INSTRUCTION:
How many of the lines that follow contain the word "text"? Give only the number.

MATERIAL FOR THE TASK:
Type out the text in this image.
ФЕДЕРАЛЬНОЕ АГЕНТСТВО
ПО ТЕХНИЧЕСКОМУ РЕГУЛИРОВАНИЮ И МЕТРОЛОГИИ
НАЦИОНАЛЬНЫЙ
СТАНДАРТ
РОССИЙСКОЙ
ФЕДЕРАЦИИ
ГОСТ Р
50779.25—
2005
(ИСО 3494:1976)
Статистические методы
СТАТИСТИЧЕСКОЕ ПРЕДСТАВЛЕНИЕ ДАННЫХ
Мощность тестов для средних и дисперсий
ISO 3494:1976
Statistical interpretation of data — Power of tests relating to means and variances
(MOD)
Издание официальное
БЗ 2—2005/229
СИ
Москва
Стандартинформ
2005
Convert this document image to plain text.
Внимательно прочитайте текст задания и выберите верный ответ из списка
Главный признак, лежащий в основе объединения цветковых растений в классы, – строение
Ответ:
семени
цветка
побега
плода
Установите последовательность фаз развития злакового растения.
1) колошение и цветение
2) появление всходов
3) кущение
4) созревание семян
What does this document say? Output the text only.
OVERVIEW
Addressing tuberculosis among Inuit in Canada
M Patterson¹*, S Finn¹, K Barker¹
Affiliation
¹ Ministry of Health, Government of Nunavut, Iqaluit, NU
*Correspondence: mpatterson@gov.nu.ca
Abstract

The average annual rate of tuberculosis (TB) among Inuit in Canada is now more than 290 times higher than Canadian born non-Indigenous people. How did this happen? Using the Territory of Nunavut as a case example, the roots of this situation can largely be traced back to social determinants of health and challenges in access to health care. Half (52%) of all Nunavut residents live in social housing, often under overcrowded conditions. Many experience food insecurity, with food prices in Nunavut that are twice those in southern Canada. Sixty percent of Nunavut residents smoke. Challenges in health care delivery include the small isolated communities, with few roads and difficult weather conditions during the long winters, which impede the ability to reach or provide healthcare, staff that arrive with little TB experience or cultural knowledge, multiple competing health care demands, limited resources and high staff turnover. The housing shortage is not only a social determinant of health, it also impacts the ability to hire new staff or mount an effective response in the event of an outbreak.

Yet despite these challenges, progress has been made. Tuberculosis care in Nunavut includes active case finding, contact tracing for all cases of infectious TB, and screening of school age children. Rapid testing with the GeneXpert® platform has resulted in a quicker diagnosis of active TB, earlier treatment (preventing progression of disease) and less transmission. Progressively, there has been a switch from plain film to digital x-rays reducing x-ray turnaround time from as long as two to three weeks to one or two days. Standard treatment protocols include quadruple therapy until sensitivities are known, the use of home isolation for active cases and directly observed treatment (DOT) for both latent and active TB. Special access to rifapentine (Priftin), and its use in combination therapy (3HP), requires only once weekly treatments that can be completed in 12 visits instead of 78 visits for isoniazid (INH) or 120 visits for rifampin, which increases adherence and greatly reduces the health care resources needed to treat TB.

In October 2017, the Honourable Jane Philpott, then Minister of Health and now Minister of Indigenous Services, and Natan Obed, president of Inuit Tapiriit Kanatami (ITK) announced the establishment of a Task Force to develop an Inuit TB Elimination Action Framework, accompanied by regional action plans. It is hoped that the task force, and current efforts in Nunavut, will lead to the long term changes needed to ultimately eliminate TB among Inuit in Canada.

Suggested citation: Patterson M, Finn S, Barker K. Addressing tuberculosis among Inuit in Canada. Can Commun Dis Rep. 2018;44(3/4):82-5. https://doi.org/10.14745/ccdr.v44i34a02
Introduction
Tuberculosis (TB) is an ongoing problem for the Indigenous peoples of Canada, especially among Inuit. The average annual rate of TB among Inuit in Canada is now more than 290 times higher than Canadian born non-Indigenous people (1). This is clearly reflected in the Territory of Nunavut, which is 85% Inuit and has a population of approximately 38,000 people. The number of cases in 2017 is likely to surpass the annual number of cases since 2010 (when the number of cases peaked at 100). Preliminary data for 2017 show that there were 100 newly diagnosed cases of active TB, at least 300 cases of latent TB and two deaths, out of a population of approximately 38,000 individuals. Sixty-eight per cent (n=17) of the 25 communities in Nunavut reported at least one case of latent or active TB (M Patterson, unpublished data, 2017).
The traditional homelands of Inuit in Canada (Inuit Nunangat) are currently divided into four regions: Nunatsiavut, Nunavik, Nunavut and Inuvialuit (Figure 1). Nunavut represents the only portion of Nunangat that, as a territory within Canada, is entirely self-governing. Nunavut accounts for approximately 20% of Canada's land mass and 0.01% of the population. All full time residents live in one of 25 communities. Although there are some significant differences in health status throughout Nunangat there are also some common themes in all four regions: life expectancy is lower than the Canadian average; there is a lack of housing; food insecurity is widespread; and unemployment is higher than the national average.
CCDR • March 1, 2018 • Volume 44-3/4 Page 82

RESULT OF THIS TASK:
3